## Aim of the task
Look through the data below. Collect every line where the word "right" occurs.

## Structured figure records

[start]

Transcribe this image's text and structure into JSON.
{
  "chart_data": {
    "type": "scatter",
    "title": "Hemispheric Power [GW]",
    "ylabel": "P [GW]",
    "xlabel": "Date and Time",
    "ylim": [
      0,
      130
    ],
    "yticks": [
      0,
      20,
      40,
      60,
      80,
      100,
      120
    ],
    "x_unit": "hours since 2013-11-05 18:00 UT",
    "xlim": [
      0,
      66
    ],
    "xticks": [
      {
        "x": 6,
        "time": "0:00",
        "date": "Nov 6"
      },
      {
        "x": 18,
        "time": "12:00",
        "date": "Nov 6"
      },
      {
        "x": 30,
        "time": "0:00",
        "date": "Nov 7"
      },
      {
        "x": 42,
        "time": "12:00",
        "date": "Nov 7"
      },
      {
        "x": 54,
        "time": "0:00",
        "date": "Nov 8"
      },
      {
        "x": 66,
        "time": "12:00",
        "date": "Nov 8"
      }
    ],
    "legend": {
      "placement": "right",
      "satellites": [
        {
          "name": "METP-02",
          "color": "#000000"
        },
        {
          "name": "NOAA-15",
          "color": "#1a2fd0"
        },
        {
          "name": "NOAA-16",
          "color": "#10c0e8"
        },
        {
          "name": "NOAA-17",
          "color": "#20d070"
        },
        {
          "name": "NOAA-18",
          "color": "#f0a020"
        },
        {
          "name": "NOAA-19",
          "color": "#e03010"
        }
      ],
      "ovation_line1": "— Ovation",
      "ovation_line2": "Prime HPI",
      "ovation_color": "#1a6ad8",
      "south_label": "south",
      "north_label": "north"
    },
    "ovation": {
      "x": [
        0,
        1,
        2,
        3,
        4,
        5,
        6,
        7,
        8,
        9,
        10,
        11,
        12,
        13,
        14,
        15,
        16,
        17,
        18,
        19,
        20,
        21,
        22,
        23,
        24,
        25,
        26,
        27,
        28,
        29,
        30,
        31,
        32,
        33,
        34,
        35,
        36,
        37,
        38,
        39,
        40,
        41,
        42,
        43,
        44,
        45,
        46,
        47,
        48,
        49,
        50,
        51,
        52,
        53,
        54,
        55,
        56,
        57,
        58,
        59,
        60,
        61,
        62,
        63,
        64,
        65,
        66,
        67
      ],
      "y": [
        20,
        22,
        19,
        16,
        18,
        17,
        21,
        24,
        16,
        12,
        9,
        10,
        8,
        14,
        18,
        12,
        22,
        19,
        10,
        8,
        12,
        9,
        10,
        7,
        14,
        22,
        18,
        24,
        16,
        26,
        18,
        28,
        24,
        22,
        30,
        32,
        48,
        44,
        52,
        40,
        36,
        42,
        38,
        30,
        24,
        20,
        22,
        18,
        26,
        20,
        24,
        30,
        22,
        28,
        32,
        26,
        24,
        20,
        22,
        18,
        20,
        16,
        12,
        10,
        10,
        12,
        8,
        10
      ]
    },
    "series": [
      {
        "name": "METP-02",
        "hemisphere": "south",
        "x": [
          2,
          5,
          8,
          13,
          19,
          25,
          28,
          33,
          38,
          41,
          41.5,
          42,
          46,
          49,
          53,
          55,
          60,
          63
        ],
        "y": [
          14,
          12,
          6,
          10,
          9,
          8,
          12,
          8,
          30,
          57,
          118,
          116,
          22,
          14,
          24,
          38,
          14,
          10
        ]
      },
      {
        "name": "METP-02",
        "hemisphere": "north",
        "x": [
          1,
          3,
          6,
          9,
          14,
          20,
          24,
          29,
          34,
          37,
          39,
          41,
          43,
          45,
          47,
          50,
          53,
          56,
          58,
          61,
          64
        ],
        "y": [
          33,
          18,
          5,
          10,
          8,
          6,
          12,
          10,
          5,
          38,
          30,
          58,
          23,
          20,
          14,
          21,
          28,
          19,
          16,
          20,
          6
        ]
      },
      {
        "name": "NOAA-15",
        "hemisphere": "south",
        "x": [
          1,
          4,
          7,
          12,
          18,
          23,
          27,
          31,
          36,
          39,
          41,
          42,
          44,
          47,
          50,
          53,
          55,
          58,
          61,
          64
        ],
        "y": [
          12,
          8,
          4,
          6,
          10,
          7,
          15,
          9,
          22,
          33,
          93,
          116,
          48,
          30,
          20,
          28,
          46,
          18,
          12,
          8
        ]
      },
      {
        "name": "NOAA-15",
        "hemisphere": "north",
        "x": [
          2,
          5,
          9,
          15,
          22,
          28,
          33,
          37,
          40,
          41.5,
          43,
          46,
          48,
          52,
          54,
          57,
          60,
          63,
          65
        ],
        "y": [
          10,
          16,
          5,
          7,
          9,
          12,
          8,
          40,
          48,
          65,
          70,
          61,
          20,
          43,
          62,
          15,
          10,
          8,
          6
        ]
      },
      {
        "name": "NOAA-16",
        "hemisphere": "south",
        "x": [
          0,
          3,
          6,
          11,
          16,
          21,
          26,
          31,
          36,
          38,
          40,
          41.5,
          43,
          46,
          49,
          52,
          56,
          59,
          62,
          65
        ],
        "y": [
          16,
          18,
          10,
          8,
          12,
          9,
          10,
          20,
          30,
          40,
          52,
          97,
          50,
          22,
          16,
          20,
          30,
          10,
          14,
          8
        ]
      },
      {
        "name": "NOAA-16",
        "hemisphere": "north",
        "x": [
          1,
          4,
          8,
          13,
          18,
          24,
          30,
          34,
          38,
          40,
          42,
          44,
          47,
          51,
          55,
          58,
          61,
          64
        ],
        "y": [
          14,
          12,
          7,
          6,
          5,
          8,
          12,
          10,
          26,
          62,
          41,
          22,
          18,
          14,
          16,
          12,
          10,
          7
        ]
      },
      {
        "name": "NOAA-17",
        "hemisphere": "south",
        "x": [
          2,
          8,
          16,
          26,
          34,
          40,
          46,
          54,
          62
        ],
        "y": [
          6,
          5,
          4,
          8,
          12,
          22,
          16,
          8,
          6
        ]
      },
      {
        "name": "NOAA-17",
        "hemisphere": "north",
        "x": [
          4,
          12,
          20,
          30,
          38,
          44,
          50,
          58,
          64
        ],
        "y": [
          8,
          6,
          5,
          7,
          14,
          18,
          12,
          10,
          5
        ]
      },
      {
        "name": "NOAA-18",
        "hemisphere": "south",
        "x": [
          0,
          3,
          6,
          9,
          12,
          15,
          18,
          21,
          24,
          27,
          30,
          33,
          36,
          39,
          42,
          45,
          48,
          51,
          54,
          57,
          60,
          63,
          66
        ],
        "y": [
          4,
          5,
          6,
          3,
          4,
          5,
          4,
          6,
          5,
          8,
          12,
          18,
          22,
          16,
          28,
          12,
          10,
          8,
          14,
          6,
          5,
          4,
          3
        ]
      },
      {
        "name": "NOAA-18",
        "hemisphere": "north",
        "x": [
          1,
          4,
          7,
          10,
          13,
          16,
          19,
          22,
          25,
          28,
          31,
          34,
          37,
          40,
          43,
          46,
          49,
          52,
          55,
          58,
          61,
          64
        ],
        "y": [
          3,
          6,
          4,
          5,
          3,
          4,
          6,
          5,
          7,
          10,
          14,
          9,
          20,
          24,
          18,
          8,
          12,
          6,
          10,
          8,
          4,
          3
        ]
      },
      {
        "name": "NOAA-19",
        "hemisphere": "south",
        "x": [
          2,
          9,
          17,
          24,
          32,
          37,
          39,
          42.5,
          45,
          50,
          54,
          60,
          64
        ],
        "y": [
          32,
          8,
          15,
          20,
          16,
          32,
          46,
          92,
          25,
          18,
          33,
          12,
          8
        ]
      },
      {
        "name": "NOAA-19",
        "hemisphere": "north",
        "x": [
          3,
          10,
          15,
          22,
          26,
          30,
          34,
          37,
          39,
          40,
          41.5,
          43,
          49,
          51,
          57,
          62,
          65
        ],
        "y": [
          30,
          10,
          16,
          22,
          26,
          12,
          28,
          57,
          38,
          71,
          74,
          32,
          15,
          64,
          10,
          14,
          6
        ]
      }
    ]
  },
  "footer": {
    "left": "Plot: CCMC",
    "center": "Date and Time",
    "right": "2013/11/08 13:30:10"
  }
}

[end]

## Exercise response
      "placement": "right",
    "right": "2013/11/08 13:30:10"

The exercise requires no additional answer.